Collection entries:
▬▬▬▬▬▬▬▬▬▬
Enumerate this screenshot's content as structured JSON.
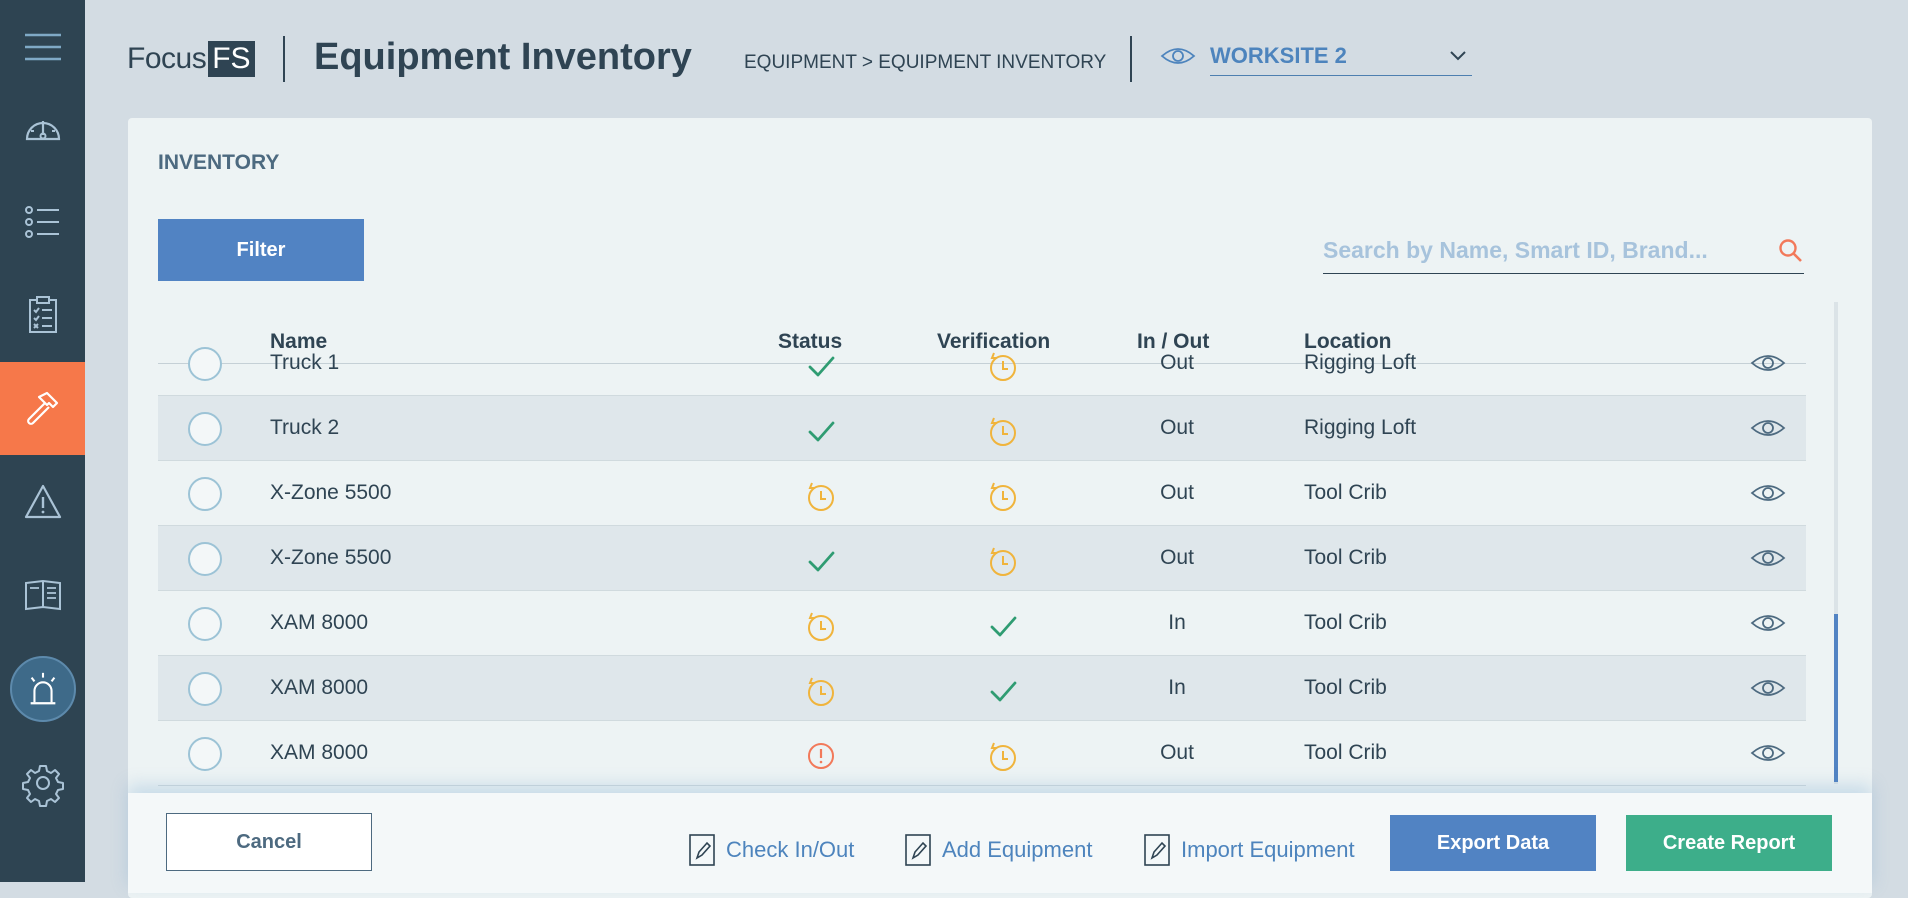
{
  "header": {
    "logo_text": "Focus",
    "logo_box": "FS",
    "title": "Equipment Inventory",
    "breadcrumb": "EQUIPMENT > EQUIPMENT INVENTORY",
    "worksite": "WORKSITE 2"
  },
  "sidebar": {
    "items": [
      {
        "icon": "menu-icon"
      },
      {
        "icon": "dashboard-icon"
      },
      {
        "icon": "list-icon"
      },
      {
        "icon": "checklist-icon"
      },
      {
        "icon": "hammer-icon",
        "active": true
      },
      {
        "icon": "warning-icon"
      },
      {
        "icon": "manual-icon"
      },
      {
        "icon": "alarm-icon"
      },
      {
        "icon": "gear-icon"
      }
    ]
  },
  "panel": {
    "title": "INVENTORY",
    "filter_label": "Filter",
    "search_placeholder": "Search by Name, Smart ID, Brand..."
  },
  "table": {
    "columns": [
      "Name",
      "Status",
      "Verification",
      "In / Out",
      "Location"
    ],
    "rows": [
      {
        "name": "Truck 1",
        "status": "check",
        "verification": "pending",
        "inout": "Out",
        "location": "Rigging Loft"
      },
      {
        "name": "Truck 2",
        "status": "check",
        "verification": "pending",
        "inout": "Out",
        "location": "Rigging Loft"
      },
      {
        "name": "X-Zone 5500",
        "status": "pending",
        "verification": "pending",
        "inout": "Out",
        "location": "Tool Crib"
      },
      {
        "name": "X-Zone 5500",
        "status": "check",
        "verification": "pending",
        "inout": "Out",
        "location": "Tool Crib"
      },
      {
        "name": "XAM 8000",
        "status": "pending",
        "verification": "check",
        "inout": "In",
        "location": "Tool Crib"
      },
      {
        "name": "XAM 8000",
        "status": "pending",
        "verification": "check",
        "inout": "In",
        "location": "Tool Crib"
      },
      {
        "name": "XAM 8000",
        "status": "alert",
        "verification": "pending",
        "inout": "Out",
        "location": "Tool Crib"
      }
    ]
  },
  "footer": {
    "cancel": "Cancel",
    "check_in_out": "Check In/Out",
    "add_equipment": "Add Equipment",
    "import_equipment": "Import Equipment",
    "export_data": "Export Data",
    "create_report": "Create Report"
  },
  "colors": {
    "sidebar": "#2e4452",
    "active_nav": "#f6784a",
    "primary": "#5183c3",
    "success": "#3dae8a",
    "check": "#2f9c72",
    "pending": "#f0b43c",
    "alert": "#f2795a"
  }
}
▬▬▬▬▬▬▬▬▬▬
Pictures are excluded; output everything else in the data verbatim.

Written answer:
Enumerate this screenshot's content as structured JSON.
{
  "header": {
    "logo_text": "Focus",
    "logo_box": "FS",
    "title": "Equipment Inventory",
    "breadcrumb": "EQUIPMENT > EQUIPMENT INVENTORY",
    "worksite": "WORKSITE 2"
  },
  "sidebar": {
    "items": [
      {
        "icon": "menu-icon"
      },
      {
        "icon": "dashboard-icon"
      },
      {
        "icon": "list-icon"
      },
      {
        "icon": "checklist-icon"
      },
      {
        "icon": "hammer-icon",
        "active": true
      },
      {
        "icon": "warning-icon"
      },
      {
        "icon": "manual-icon"
      },
      {
        "icon": "alarm-icon"
      },
      {
        "icon": "gear-icon"
      }
    ]
  },
  "panel": {
    "title": "INVENTORY",
    "filter_label": "Filter",
    "search_placeholder": "Search by Name, Smart ID, Brand..."
  },
  "table": {
    "columns": [
      "Name",
      "Status",
      "Verification",
      "In / Out",
      "Location"
    ],
    "rows": [
      {
        "name": "Truck 1",
        "status": "check",
        "verification": "pending",
        "inout": "Out",
        "location": "Rigging Loft"
      },
      {
        "name": "Truck 2",
        "status": "check",
        "verification": "pending",
        "inout": "Out",
        "location": "Rigging Loft"
      },
      {
        "name": "X-Zone 5500",
        "status": "pending",
        "verification": "pending",
        "inout": "Out",
        "location": "Tool Crib"
      },
      {
        "name": "X-Zone 5500",
        "status": "check",
        "verification": "pending",
        "inout": "Out",
        "location": "Tool Crib"
      },
      {
        "name": "XAM 8000",
        "status": "pending",
        "verification": "check",
        "inout": "In",
        "location": "Tool Crib"
      },
      {
        "name": "XAM 8000",
        "status": "pending",
        "verification": "check",
        "inout": "In",
        "location": "Tool Crib"
      },
      {
        "name": "XAM 8000",
        "status": "alert",
        "verification": "pending",
        "inout": "Out",
        "location": "Tool Crib"
      }
    ]
  },
  "footer": {
    "cancel": "Cancel",
    "check_in_out": "Check In/Out",
    "add_equipment": "Add Equipment",
    "import_equipment": "Import Equipment",
    "export_data": "Export Data",
    "create_report": "Create Report"
  },
  "colors": {
    "sidebar": "#2e4452",
    "active_nav": "#f6784a",
    "primary": "#5183c3",
    "success": "#3dae8a",
    "check": "#2f9c72",
    "pending": "#f0b43c",
    "alert": "#f2795a"
  }
}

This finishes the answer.